### Instruction
Find every line with the word "your". Copy those lines.

### Provided information
>>>>>

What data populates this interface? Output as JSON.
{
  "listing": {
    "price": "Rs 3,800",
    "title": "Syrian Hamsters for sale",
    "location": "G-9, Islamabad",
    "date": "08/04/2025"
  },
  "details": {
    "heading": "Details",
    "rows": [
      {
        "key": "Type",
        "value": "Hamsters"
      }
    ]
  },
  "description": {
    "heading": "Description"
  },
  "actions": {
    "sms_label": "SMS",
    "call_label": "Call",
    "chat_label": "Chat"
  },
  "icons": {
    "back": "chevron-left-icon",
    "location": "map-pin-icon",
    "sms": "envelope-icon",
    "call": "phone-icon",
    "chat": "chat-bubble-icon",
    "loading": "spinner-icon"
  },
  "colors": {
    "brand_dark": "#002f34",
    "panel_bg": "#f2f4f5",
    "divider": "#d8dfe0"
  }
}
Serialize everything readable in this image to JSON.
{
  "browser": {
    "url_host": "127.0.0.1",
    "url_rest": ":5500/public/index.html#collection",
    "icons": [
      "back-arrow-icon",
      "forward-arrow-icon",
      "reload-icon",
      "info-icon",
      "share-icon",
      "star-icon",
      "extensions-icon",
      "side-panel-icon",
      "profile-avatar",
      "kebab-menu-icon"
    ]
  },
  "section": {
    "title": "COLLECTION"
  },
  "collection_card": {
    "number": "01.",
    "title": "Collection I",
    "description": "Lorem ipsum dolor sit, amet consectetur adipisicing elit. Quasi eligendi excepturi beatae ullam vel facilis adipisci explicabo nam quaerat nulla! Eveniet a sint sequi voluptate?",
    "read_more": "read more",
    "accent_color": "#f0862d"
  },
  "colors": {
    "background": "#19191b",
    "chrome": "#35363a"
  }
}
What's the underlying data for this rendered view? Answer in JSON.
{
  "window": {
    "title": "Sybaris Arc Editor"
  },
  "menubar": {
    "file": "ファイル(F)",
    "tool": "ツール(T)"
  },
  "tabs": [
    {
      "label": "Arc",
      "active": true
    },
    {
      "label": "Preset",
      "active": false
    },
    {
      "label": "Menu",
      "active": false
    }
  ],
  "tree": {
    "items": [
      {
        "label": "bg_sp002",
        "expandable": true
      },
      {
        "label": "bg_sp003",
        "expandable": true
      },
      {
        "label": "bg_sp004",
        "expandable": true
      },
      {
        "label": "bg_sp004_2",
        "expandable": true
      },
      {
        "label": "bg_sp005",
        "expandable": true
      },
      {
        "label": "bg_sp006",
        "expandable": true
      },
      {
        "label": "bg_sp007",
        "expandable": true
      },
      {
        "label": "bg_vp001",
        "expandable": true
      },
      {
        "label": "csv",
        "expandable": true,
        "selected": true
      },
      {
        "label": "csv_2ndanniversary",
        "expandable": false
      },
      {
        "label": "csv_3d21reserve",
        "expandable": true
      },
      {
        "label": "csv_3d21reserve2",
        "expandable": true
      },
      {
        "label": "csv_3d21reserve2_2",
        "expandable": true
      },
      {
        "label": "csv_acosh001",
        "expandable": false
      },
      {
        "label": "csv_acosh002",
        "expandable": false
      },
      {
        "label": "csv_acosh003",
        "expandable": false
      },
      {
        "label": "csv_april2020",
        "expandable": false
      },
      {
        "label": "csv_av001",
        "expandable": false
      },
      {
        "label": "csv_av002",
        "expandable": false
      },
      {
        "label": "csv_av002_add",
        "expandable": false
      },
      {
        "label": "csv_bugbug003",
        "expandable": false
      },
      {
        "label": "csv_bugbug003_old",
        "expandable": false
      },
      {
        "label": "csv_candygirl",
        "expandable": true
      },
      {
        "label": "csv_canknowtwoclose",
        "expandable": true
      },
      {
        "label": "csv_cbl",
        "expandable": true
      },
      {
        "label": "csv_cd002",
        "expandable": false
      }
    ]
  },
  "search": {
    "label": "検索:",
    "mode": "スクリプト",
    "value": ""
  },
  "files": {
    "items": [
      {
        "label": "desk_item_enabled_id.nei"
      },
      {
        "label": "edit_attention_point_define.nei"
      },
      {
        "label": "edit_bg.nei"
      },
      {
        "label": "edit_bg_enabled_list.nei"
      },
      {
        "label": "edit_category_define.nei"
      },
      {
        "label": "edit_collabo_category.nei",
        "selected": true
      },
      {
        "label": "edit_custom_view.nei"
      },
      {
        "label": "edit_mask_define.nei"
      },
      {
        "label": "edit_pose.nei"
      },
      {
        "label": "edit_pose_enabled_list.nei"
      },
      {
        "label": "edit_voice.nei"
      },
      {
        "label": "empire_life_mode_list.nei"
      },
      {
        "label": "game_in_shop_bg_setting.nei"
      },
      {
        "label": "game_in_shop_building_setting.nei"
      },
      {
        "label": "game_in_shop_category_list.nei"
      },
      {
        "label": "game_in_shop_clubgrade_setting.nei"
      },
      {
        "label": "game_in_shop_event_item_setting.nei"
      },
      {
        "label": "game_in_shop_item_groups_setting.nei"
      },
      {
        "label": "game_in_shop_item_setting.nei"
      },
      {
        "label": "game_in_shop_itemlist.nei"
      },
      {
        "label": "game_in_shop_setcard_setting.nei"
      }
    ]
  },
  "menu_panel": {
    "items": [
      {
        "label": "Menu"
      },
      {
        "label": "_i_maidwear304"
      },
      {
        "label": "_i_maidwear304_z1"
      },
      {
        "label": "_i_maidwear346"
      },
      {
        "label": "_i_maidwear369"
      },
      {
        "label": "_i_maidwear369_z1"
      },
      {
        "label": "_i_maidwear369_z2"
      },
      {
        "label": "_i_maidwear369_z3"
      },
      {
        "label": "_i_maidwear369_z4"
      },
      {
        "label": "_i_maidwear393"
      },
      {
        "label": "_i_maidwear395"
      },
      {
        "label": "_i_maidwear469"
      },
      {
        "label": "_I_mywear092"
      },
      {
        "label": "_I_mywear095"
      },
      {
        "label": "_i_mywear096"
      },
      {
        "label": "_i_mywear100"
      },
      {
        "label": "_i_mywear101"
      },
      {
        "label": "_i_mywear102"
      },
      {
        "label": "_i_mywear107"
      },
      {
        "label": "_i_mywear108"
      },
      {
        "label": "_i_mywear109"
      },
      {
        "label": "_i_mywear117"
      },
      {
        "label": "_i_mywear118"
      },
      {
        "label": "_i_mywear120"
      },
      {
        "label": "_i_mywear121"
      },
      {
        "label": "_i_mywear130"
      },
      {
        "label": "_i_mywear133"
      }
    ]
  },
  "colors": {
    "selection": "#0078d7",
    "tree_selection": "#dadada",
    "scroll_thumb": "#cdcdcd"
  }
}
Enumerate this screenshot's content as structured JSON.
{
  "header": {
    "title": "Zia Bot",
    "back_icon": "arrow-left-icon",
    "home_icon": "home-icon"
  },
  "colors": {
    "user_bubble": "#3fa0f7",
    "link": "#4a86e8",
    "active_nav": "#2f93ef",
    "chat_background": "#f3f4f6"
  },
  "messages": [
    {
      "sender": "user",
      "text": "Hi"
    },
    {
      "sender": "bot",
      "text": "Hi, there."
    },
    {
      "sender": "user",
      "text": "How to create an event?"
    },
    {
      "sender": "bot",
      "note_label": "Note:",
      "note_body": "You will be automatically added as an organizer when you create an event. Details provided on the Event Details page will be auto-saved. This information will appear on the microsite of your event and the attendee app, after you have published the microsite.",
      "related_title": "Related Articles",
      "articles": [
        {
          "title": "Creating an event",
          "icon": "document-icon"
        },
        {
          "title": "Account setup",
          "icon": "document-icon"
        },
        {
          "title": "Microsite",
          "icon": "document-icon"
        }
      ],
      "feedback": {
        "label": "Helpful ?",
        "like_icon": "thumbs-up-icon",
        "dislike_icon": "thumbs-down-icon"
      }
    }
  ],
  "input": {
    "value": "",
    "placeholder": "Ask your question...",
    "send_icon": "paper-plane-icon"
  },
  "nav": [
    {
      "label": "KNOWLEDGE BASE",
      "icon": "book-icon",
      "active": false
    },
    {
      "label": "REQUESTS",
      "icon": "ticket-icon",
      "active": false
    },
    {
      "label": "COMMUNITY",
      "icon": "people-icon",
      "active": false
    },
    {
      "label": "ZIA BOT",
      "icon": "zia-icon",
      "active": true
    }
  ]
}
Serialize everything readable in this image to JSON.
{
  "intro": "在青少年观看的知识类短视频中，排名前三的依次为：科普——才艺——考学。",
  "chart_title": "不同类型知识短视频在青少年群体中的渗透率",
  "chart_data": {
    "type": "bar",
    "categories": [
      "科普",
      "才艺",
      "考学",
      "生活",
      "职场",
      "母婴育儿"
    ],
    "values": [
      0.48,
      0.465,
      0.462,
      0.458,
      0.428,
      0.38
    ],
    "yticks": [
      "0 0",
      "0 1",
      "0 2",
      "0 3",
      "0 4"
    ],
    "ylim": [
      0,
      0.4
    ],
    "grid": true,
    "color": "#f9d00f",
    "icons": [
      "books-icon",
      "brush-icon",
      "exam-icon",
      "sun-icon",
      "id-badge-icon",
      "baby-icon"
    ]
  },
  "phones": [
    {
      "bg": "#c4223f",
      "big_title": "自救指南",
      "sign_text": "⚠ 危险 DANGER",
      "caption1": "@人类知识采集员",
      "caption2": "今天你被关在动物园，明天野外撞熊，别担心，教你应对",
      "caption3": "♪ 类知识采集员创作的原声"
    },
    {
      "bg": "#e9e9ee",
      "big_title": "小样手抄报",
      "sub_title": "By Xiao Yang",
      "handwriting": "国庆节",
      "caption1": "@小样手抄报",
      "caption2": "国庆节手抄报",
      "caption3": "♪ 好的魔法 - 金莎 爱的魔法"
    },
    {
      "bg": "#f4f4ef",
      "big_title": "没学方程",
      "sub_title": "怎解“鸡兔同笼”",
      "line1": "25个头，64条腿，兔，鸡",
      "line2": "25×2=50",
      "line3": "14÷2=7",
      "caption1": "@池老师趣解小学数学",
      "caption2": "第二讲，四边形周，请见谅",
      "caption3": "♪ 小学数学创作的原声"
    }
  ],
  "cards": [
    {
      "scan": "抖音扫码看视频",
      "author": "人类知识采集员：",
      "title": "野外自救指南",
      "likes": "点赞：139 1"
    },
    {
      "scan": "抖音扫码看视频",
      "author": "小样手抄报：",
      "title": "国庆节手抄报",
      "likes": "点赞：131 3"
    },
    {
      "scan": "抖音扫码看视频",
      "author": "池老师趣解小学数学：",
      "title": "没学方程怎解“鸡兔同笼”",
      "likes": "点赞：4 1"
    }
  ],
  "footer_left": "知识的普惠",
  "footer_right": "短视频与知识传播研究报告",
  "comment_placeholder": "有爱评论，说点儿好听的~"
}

<<<<<

### Exercise result
      "note_body": "You will be automatically added as an organizer when you create an event. Details provided on the Event Details page will be auto-saved. This information will appear on the microsite of your event and the attendee app, after you have published the microsite.",
    "placeholder": "Ask your question...",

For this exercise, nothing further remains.